STATED EXERCISE: Copy each line where the word "Patent" occurs.

DATASET EXCERPTS:

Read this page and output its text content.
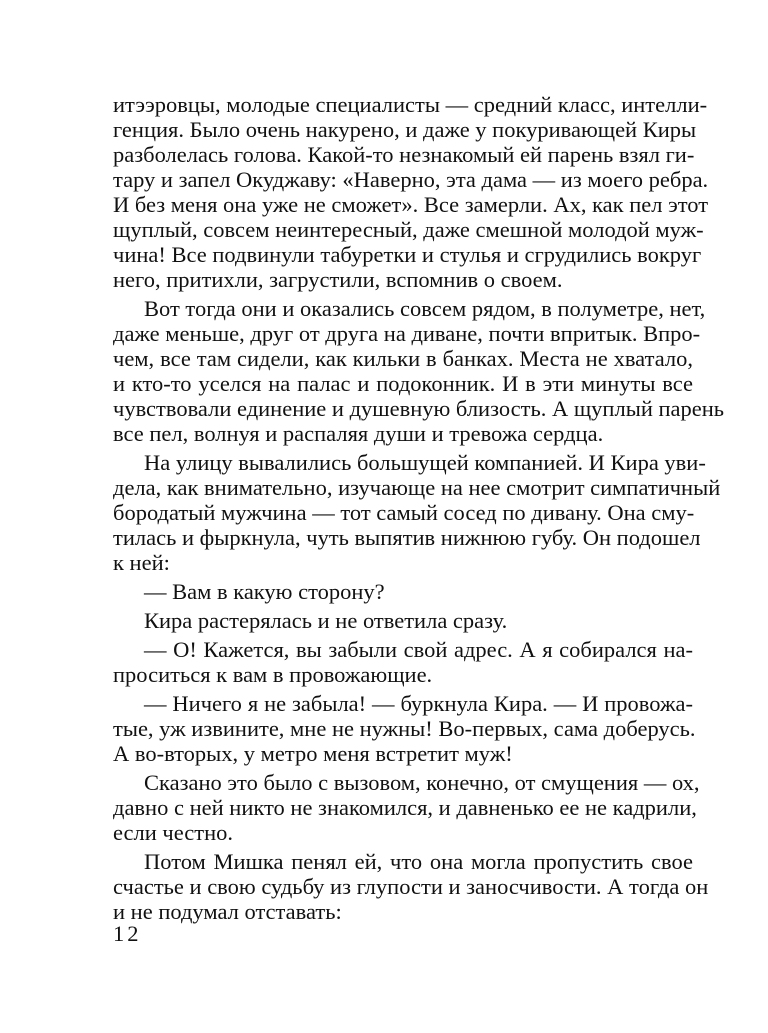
итээровцы, молодые специалисты — средний класс, интелли-
генция. Было очень накурено, и даже у покуривающей Киры
разболелась голова. Какой-то незнакомый ей парень взял ги-
тару и запел Окуджаву: «Наверно, эта дама — из моего ребра.
И без меня она уже не сможет». Все замерли. Ах, как пел этот
щуплый, совсем неинтересный, даже смешной молодой муж-
чина! Все подвинули табуретки и стулья и сгрудились вокруг
него, притихли, загрустили, вспомнив о своем.
Вот тогда они и оказались совсем рядом, в полуметре, нет,
даже меньше, друг от друга на диване, почти впритык. Впро-
чем, все там сидели, как кильки в банках. Места не хватало,
и кто-то уселся на палас и подоконник. И в эти минуты все
чувствовали единение и душевную близость. А щуплый парень
все пел, волнуя и распаляя души и тревожа сердца.
На улицу вывалились большущей компанией. И Кира уви-
дела, как внимательно, изучающе на нее смотрит симпатичный
бородатый мужчина — тот самый сосед по дивану. Она сму-
тилась и фыркнула, чуть выпятив нижнюю губу. Он подошел
к ней:
— Вам в какую сторону?
Кира растерялась и не ответила сразу.
— О! Кажется, вы забыли свой адрес. А я собирался на-
проситься к вам в провожающие.
— Ничего я не забыла! — буркнула Кира. — И провожа-
тые, уж извините, мне не нужны! Во-первых, сама доберусь.
А во-вторых, у метро меня встретит муж!
Сказано это было с вызовом, конечно, от смущения — ох,
давно с ней никто не знакомился, и давненько ее не кадрили,
если честно.
Потом Мишка пенял ей, что она могла пропустить свое
счастье и свою судьбу из глупости и заносчивости. А тогда он
и не подумал отставать:
12
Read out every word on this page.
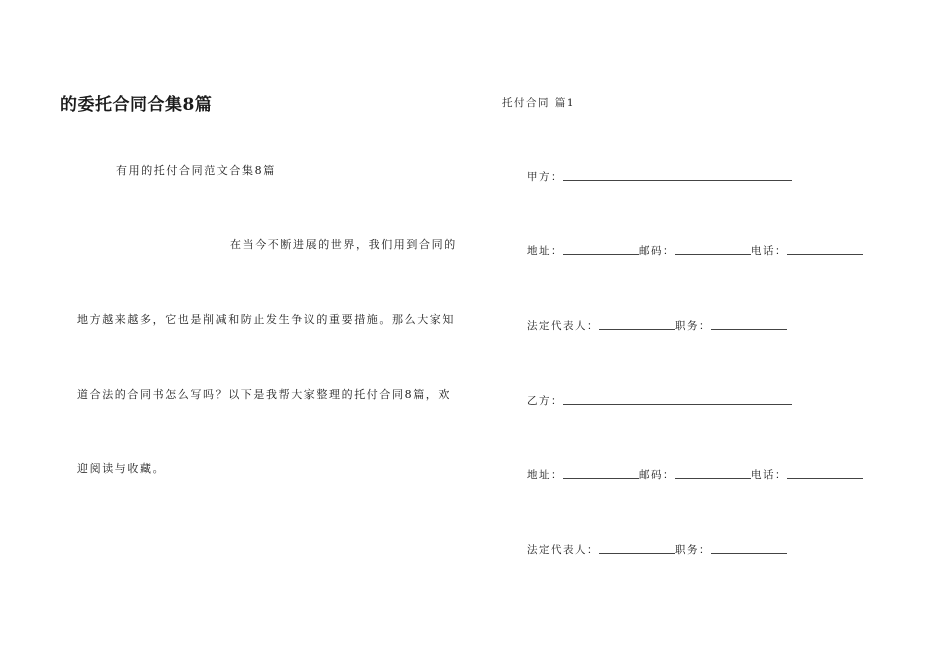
的委托合同合集8篇
有用的托付合同范文合集8篇
在当今不断进展的世界，我们用到合同的
地方越来越多，它也是削减和防止发生争议的重要措施。那么大家知
道合法的合同书怎么写吗？以下是我帮大家整理的托付合同8篇，欢
迎阅读与收藏。
托付合同 篇1
甲方：
地址：	邮码：	电话：
法定代表人：	职务：
乙方：
地址：	邮码：	电话：
法定代表人：	职务：
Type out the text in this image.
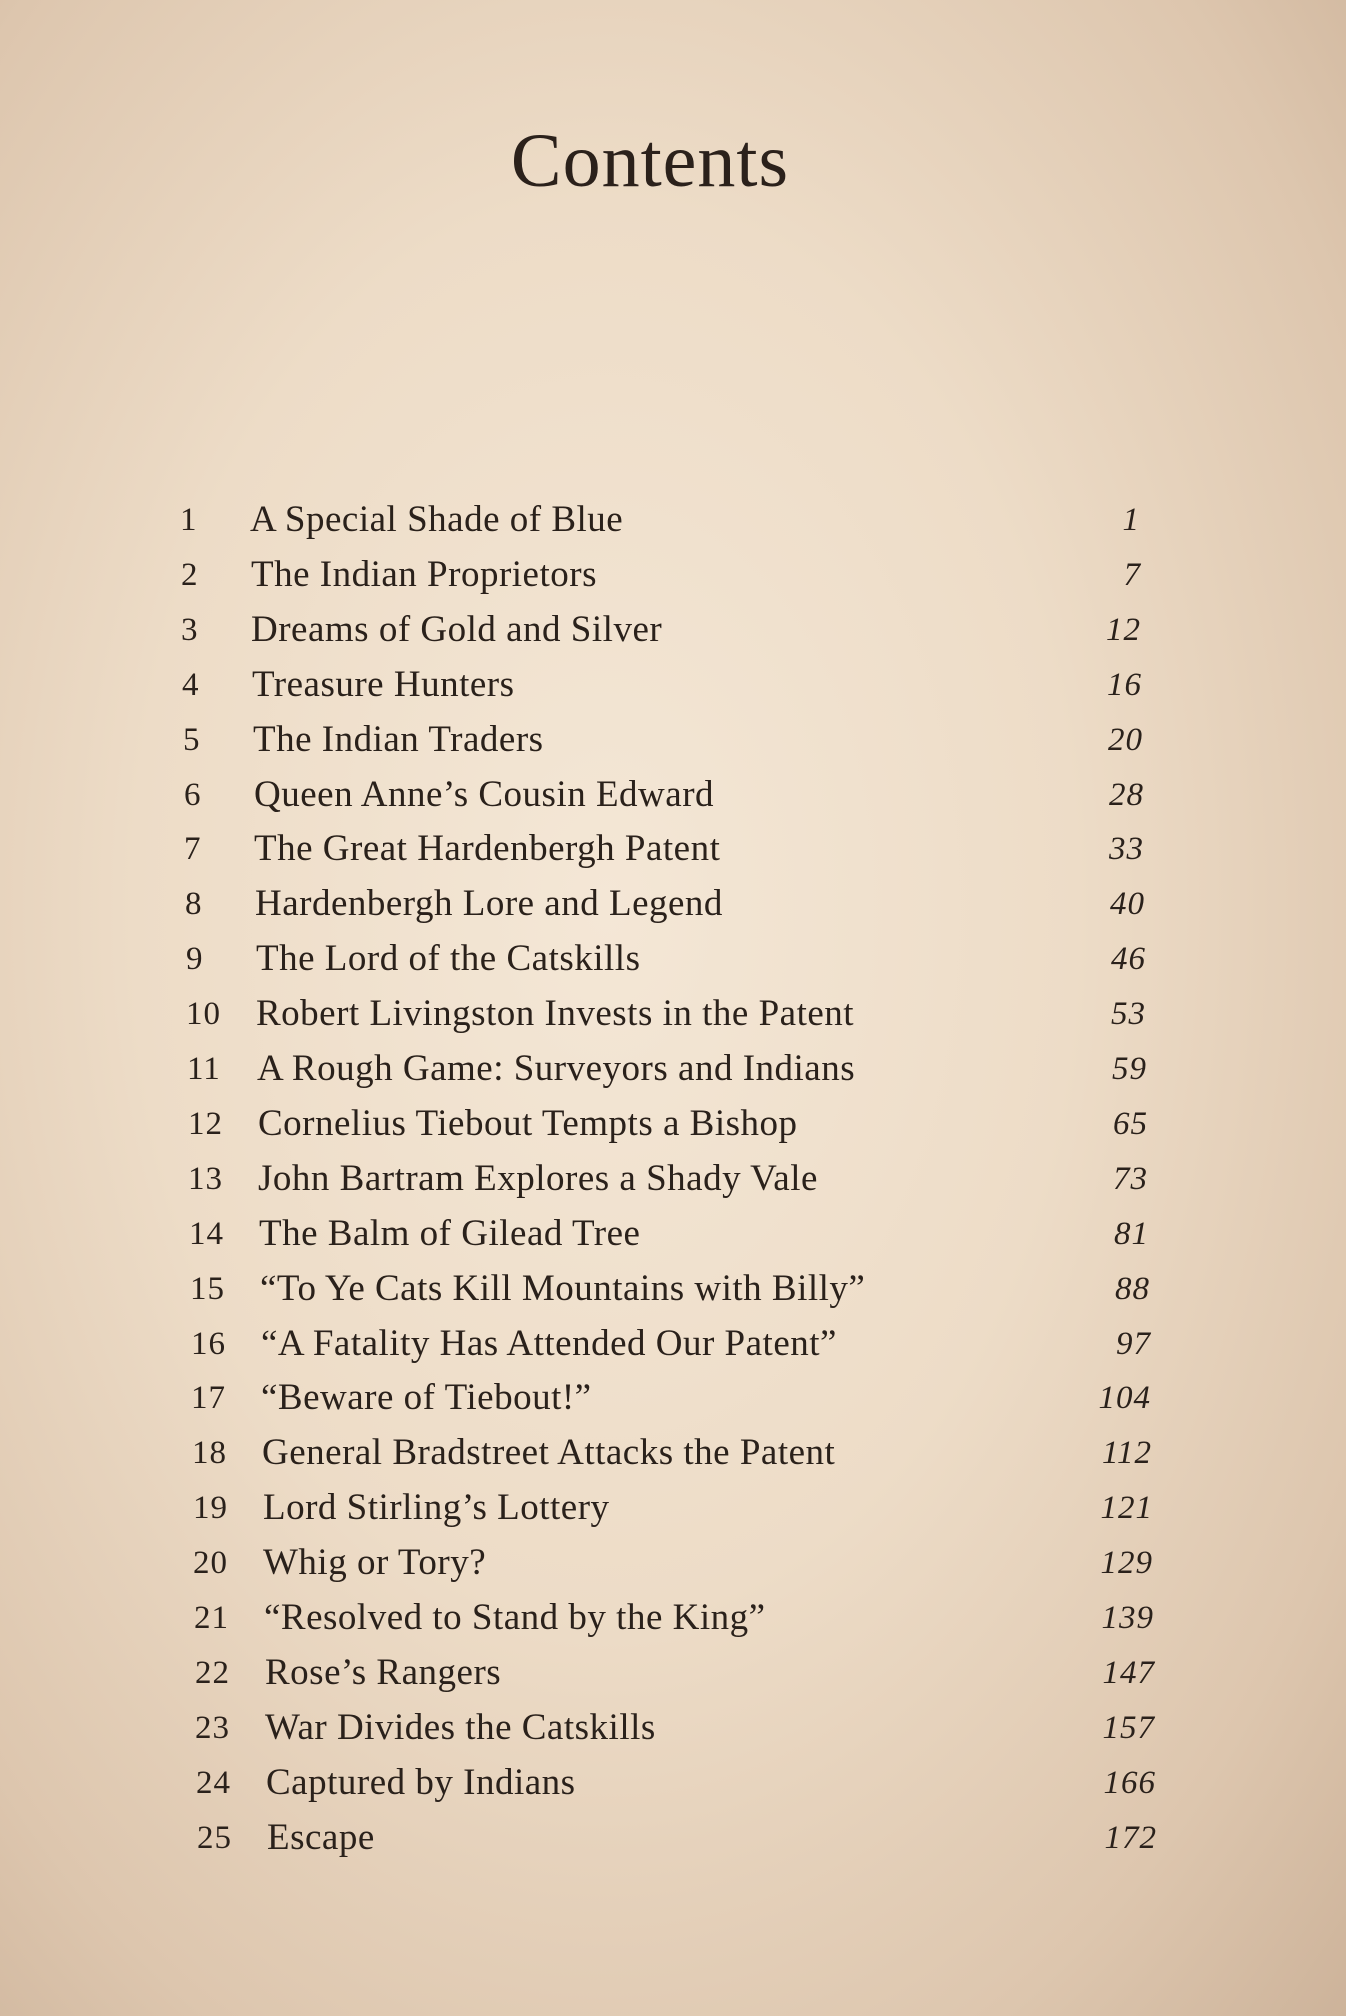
Contents
1	A Special Shade of Blue	1
2	The Indian Proprietors	7
3	Dreams of Gold and Silver	12
4	Treasure Hunters	16
5	The Indian Traders	20
6	Queen Anne’s Cousin Edward	28
7	The Great Hardenbergh Patent	33
8	Hardenbergh Lore and Legend	40
9	The Lord of the Catskills	46
10 Robert Livingston Invests in the Patent	53
11 A Rough Game: Surveyors and Indians	59
12 Cornelius Tiebout Tempts a Bishop	65
13 John Bartram Explores a Shady Vale	73
14 The Balm of Gilead Tree	81
15 “To Ye Cats Kill Mountains with Billy”	88
16 “A Fatality Has Attended Our Patent”	97
17 “Beware of Tiebout!”	104
18 General Bradstreet Attacks the Patent	112
19 Lord Stirling’s Lottery	121
20 Whig or Tory?	129
21 “Resolved to Stand by the King”	139
22 Rose’s Rangers	147
23 War Divides the Catskills	157
24 Captured by Indians	166
25 Escape	172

EXERCISE SOLUTION:
7	The Great Hardenbergh Patent	33
10 Robert Livingston Invests in the Patent	53
16 “A Fatality Has Attended Our Patent”	97
18 General Bradstreet Attacks the Patent	112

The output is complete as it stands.